Requirements
Go through the listing and return every line with "right" in it.

[START OF Records provided]

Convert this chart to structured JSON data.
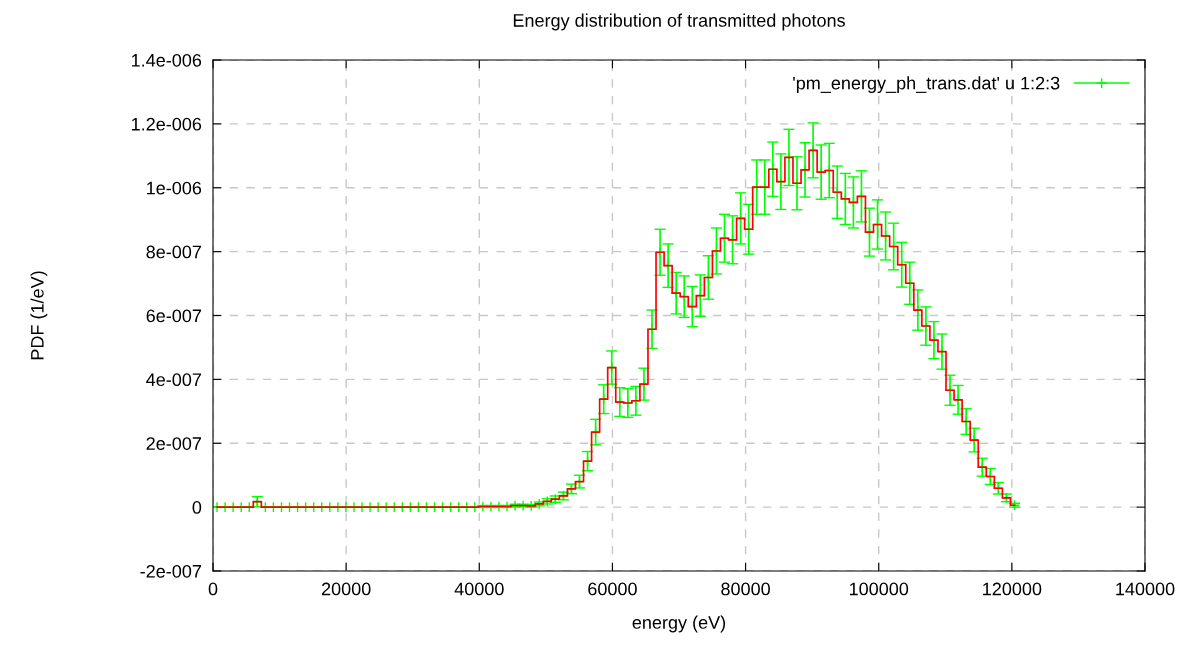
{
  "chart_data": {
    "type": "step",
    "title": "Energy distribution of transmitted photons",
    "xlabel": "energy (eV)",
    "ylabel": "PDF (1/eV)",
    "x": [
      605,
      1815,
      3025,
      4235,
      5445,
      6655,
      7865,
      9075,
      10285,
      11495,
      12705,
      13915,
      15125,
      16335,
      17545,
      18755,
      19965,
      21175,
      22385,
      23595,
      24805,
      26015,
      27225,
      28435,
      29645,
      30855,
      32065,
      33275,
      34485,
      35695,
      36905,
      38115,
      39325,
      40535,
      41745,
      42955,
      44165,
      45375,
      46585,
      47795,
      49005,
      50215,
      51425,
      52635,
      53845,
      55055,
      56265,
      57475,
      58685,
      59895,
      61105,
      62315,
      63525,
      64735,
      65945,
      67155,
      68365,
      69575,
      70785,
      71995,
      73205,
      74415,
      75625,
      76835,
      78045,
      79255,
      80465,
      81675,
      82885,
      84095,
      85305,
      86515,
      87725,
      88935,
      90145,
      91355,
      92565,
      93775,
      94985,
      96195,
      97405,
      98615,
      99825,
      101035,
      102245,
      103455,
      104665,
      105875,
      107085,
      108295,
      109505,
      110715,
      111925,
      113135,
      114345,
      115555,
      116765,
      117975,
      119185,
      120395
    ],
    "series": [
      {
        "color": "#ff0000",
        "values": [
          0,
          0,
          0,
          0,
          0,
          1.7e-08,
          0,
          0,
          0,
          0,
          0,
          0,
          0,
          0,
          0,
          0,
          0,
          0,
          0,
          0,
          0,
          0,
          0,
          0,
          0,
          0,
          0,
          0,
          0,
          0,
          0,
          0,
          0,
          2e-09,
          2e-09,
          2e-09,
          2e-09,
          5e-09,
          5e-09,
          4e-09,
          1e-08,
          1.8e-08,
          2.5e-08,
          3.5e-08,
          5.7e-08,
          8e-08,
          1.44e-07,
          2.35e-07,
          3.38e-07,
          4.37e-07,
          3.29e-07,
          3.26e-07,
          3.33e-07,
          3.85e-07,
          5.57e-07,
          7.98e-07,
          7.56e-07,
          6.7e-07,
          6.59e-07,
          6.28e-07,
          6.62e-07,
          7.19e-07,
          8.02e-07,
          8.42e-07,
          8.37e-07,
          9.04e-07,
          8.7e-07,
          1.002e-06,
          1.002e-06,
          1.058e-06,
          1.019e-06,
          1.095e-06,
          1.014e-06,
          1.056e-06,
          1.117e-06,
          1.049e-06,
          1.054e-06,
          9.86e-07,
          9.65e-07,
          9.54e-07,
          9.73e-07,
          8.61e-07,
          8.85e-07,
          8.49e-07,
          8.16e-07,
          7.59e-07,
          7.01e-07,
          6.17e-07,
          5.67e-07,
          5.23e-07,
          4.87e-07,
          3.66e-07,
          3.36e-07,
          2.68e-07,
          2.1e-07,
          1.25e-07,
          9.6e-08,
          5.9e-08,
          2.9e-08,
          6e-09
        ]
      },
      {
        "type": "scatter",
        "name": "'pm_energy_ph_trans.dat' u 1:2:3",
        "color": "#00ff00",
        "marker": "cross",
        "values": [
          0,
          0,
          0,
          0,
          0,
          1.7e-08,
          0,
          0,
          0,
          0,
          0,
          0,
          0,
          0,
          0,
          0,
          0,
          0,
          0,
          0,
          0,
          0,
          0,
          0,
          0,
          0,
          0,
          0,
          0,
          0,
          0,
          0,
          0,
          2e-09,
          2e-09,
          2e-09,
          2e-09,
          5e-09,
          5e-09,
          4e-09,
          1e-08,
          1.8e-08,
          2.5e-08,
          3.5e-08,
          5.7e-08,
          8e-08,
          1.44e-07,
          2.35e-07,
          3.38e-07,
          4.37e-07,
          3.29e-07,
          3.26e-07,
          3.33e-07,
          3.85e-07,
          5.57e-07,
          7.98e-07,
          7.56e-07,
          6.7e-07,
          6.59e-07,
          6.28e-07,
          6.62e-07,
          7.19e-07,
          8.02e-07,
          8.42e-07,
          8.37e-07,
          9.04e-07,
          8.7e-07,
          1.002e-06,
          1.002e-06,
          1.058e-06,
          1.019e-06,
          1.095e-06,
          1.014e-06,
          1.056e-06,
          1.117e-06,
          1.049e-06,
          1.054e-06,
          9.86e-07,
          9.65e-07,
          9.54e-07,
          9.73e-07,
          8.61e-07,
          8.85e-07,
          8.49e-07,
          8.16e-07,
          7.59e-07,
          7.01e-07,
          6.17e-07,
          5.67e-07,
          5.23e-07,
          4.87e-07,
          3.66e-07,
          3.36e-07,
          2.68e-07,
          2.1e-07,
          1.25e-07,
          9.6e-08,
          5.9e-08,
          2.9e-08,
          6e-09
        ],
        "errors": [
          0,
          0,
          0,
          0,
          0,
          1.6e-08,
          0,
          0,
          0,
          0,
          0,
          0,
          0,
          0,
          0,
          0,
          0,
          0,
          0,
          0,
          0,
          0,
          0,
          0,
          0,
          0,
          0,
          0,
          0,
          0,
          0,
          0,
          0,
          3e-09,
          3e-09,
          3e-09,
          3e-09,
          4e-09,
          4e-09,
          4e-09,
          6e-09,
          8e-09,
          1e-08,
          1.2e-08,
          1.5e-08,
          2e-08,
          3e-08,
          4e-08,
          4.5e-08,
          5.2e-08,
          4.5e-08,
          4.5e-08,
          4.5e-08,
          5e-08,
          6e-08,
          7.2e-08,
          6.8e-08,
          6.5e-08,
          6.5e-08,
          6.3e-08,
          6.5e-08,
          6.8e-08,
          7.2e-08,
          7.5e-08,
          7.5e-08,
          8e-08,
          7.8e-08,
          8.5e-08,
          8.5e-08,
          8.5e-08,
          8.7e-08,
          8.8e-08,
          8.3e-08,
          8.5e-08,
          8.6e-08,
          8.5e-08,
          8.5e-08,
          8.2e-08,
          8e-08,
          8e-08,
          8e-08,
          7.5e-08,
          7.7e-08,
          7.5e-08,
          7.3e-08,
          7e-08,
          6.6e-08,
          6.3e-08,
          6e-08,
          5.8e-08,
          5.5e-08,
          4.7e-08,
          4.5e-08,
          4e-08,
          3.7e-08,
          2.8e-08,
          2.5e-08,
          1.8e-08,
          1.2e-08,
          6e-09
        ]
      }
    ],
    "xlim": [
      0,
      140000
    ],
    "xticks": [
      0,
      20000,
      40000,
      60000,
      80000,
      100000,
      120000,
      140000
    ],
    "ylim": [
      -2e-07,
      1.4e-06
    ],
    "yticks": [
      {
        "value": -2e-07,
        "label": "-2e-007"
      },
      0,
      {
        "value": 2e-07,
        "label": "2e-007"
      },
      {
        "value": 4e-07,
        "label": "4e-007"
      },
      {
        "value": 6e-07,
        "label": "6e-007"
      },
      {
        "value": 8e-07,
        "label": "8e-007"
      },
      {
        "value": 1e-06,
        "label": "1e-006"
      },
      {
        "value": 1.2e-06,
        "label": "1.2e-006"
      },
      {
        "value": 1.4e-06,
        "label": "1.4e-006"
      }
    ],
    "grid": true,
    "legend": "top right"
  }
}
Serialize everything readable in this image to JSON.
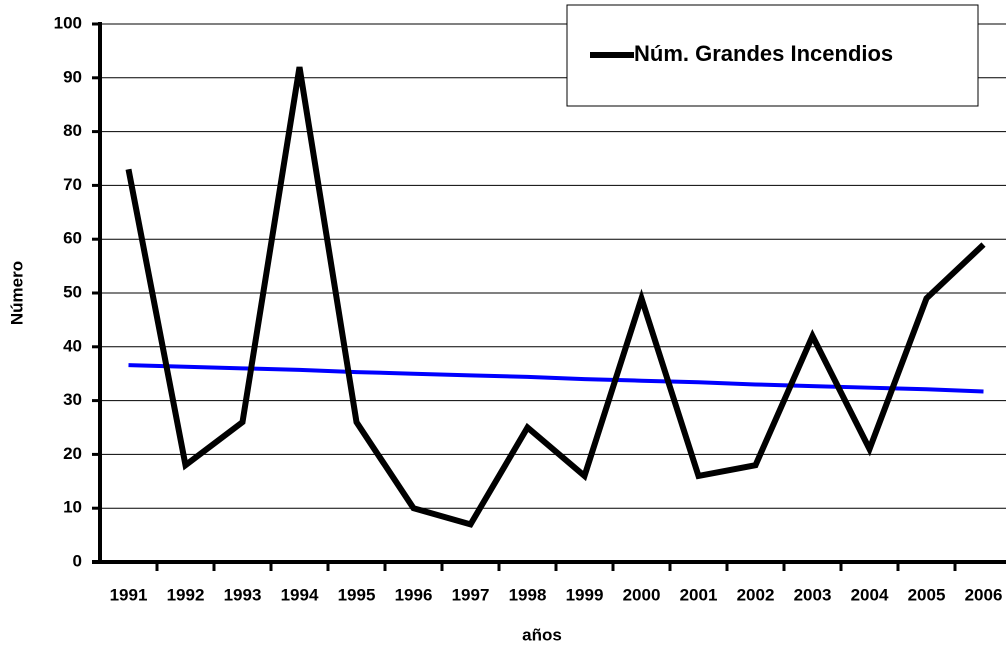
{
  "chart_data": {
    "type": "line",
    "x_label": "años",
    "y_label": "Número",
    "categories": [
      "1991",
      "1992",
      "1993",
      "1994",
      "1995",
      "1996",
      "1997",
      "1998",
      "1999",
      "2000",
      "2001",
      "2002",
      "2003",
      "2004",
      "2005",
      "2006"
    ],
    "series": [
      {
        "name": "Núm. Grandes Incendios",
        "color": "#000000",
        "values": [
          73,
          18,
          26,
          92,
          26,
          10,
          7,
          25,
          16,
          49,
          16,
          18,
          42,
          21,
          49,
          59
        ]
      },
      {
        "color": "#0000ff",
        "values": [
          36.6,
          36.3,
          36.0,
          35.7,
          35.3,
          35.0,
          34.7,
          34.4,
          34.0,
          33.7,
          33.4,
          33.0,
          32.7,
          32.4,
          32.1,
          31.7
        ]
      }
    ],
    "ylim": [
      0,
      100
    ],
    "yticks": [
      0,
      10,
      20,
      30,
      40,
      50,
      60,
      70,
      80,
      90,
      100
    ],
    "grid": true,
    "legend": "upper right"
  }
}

[END OF Records provided]

Response for this exercise
    "legend": "top right"
    "legend": "upper right"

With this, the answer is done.